— START Dataset rows —

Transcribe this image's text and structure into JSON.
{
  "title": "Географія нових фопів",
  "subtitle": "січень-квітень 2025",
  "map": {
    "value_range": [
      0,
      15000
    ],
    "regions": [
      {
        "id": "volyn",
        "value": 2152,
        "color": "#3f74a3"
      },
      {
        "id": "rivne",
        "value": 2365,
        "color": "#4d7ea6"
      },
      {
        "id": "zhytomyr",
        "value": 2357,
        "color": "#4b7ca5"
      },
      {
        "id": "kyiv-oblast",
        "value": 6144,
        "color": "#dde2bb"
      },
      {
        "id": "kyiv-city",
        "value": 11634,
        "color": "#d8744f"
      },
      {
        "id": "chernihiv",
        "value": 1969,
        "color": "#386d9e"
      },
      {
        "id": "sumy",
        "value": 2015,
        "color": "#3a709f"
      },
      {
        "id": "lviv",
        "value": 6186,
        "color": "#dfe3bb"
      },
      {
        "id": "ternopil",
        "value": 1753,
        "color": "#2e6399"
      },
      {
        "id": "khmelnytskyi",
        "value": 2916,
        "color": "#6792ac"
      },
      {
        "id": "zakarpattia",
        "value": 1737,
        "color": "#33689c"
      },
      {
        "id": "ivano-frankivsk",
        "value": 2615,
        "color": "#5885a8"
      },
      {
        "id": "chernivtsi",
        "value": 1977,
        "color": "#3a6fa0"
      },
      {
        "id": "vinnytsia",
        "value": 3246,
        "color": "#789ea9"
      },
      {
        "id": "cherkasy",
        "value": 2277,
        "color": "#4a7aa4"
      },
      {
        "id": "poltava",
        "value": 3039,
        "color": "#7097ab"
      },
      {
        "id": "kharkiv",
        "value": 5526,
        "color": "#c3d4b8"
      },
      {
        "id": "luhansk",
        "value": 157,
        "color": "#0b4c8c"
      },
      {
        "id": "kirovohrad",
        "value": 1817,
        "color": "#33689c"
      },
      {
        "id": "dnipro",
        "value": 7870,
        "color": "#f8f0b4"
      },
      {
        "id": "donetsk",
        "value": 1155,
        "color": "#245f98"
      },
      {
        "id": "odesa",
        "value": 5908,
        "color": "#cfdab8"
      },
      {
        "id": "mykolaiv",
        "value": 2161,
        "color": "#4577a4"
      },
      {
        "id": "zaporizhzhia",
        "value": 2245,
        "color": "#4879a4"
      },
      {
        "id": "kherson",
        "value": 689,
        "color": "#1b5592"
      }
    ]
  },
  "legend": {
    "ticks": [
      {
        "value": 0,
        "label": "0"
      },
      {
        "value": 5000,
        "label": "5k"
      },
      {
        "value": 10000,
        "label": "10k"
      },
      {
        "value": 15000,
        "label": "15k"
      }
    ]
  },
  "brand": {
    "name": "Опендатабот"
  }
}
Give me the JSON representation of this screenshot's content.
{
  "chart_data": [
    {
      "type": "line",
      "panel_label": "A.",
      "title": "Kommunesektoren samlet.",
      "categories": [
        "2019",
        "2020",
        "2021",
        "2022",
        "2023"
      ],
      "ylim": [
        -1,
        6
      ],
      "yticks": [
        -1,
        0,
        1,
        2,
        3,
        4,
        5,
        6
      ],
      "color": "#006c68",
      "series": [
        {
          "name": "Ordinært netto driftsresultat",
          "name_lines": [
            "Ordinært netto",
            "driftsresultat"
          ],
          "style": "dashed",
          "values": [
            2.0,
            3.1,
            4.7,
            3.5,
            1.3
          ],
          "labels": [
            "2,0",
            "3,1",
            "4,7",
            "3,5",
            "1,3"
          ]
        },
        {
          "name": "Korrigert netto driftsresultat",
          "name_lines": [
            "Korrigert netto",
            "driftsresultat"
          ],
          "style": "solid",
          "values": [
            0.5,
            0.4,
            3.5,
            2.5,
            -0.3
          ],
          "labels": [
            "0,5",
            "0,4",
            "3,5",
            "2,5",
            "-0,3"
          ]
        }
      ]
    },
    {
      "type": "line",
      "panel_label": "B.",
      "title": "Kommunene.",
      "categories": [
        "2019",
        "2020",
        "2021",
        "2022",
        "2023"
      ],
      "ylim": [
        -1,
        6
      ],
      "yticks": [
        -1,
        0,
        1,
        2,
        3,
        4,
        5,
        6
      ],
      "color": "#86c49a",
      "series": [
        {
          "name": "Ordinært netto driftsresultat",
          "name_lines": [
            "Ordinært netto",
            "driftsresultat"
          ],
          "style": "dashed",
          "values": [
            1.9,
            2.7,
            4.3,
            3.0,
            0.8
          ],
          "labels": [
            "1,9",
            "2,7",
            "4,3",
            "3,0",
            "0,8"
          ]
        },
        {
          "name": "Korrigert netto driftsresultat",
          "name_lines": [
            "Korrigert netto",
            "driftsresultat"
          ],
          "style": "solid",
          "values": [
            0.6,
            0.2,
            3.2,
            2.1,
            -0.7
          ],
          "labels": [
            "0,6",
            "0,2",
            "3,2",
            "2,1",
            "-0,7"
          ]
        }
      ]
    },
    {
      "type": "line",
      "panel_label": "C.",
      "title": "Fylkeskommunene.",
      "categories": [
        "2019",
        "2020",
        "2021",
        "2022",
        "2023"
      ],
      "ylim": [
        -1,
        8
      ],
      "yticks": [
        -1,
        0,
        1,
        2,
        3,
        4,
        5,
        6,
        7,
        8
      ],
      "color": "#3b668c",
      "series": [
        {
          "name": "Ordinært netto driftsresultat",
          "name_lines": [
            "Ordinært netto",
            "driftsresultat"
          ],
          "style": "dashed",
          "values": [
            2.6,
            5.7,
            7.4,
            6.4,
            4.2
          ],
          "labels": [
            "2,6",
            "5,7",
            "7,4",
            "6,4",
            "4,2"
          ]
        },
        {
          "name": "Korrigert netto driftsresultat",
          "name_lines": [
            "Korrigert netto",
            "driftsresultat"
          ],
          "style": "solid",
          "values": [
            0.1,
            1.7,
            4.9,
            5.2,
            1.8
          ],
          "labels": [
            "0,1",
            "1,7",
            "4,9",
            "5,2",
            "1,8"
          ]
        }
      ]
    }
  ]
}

— END Dataset rows —

Work instructions => Output every line above without altering anything.

Completed task =>
Transcribe this image's text and structure into JSON.
{
  "title": "Географія нових фопів",
  "subtitle": "січень-квітень 2025",
  "map": {
    "value_range": [
      0,
      15000
    ],
    "regions": [
      {
        "id": "volyn",
        "value": 2152,
        "color": "#3f74a3"
      },
      {
        "id": "rivne",
        "value": 2365,
        "color": "#4d7ea6"
      },
      {
        "id": "zhytomyr",
        "value": 2357,
        "color": "#4b7ca5"
      },
      {
        "id": "kyiv-oblast",
        "value": 6144,
        "color": "#dde2bb"
      },
      {
        "id": "kyiv-city",
        "value": 11634,
        "color": "#d8744f"
      },
      {
        "id": "chernihiv",
        "value": 1969,
        "color": "#386d9e"
      },
      {
        "id": "sumy",
        "value": 2015,
        "color": "#3a709f"
      },
      {
        "id": "lviv",
        "value": 6186,
        "color": "#dfe3bb"
      },
      {
        "id": "ternopil",
        "value": 1753,
        "color": "#2e6399"
      },
      {
        "id": "khmelnytskyi",
        "value": 2916,
        "color": "#6792ac"
      },
      {
        "id": "zakarpattia",
        "value": 1737,
        "color": "#33689c"
      },
      {
        "id": "ivano-frankivsk",
        "value": 2615,
        "color": "#5885a8"
      },
      {
        "id": "chernivtsi",
        "value": 1977,
        "color": "#3a6fa0"
      },
      {
        "id": "vinnytsia",
        "value": 3246,
        "color": "#789ea9"
      },
      {
        "id": "cherkasy",
        "value": 2277,
        "color": "#4a7aa4"
      },
      {
        "id": "poltava",
        "value": 3039,
        "color": "#7097ab"
      },
      {
        "id": "kharkiv",
        "value": 5526,
        "color": "#c3d4b8"
      },
      {
        "id": "luhansk",
        "value": 157,
        "color": "#0b4c8c"
      },
      {
        "id": "kirovohrad",
        "value": 1817,
        "color": "#33689c"
      },
      {
        "id": "dnipro",
        "value": 7870,
        "color": "#f8f0b4"
      },
      {
        "id": "donetsk",
        "value": 1155,
        "color": "#245f98"
      },
      {
        "id": "odesa",
        "value": 5908,
        "color": "#cfdab8"
      },
      {
        "id": "mykolaiv",
        "value": 2161,
        "color": "#4577a4"
      },
      {
        "id": "zaporizhzhia",
        "value": 2245,
        "color": "#4879a4"
      },
      {
        "id": "kherson",
        "value": 689,
        "color": "#1b5592"
      }
    ]
  },
  "legend": {
    "ticks": [
      {
        "value": 0,
        "label": "0"
      },
      {
        "value": 5000,
        "label": "5k"
      },
      {
        "value": 10000,
        "label": "10k"
      },
      {
        "value": 15000,
        "label": "15k"
      }
    ]
  },
  "brand": {
    "name": "Опендатабот"
  }
}
Give me the JSON representation of this screenshot's content.
{
  "chart_data": [
    {
      "type": "line",
      "panel_label": "A.",
      "title": "Kommunesektoren samlet.",
      "categories": [
        "2019",
        "2020",
        "2021",
        "2022",
        "2023"
      ],
      "ylim": [
        -1,
        6
      ],
      "yticks": [
        -1,
        0,
        1,
        2,
        3,
        4,
        5,
        6
      ],
      "color": "#006c68",
      "series": [
        {
          "name": "Ordinært netto driftsresultat",
          "name_lines": [
            "Ordinært netto",
            "driftsresultat"
          ],
          "style": "dashed",
          "values": [
            2.0,
            3.1,
            4.7,
            3.5,
            1.3
          ],
          "labels": [
            "2,0",
            "3,1",
            "4,7",
            "3,5",
            "1,3"
          ]
        },
        {
          "name": "Korrigert netto driftsresultat",
          "name_lines": [
            "Korrigert netto",
            "driftsresultat"
          ],
          "style": "solid",
          "values": [
            0.5,
            0.4,
            3.5,
            2.5,
            -0.3
          ],
          "labels": [
            "0,5",
            "0,4",
            "3,5",
            "2,5",
            "-0,3"
          ]
        }
      ]
    },
    {
      "type": "line",
      "panel_label": "B.",
      "title": "Kommunene.",
      "categories": [
        "2019",
        "2020",
        "2021",
        "2022",
        "2023"
      ],
      "ylim": [
        -1,
        6
      ],
      "yticks": [
        -1,
        0,
        1,
        2,
        3,
        4,
        5,
        6
      ],
      "color": "#86c49a",
      "series": [
        {
          "name": "Ordinært netto driftsresultat",
          "name_lines": [
            "Ordinært netto",
            "driftsresultat"
          ],
          "style": "dashed",
          "values": [
            1.9,
            2.7,
            4.3,
            3.0,
            0.8
          ],
          "labels": [
            "1,9",
            "2,7",
            "4,3",
            "3,0",
            "0,8"
          ]
        },
        {
          "name": "Korrigert netto driftsresultat",
          "name_lines": [
            "Korrigert netto",
            "driftsresultat"
          ],
          "style": "solid",
          "values": [
            0.6,
            0.2,
            3.2,
            2.1,
            -0.7
          ],
          "labels": [
            "0,6",
            "0,2",
            "3,2",
            "2,1",
            "-0,7"
          ]
        }
      ]
    },
    {
      "type": "line",
      "panel_label": "C.",
      "title": "Fylkeskommunene.",
      "categories": [
        "2019",
        "2020",
        "2021",
        "2022",
        "2023"
      ],
      "ylim": [
        -1,
        8
      ],
      "yticks": [
        -1,
        0,
        1,
        2,
        3,
        4,
        5,
        6,
        7,
        8
      ],
      "color": "#3b668c",
      "series": [
        {
          "name": "Ordinært netto driftsresultat",
          "name_lines": [
            "Ordinært netto",
            "driftsresultat"
          ],
          "style": "dashed",
          "values": [
            2.6,
            5.7,
            7.4,
            6.4,
            4.2
          ],
          "labels": [
            "2,6",
            "5,7",
            "7,4",
            "6,4",
            "4,2"
          ]
        },
        {
          "name": "Korrigert netto driftsresultat",
          "name_lines": [
            "Korrigert netto",
            "driftsresultat"
          ],
          "style": "solid",
          "values": [
            0.1,
            1.7,
            4.9,
            5.2,
            1.8
          ],
          "labels": [
            "0,1",
            "1,7",
            "4,9",
            "5,2",
            "1,8"
          ]
        }
      ]
    }
  ]
}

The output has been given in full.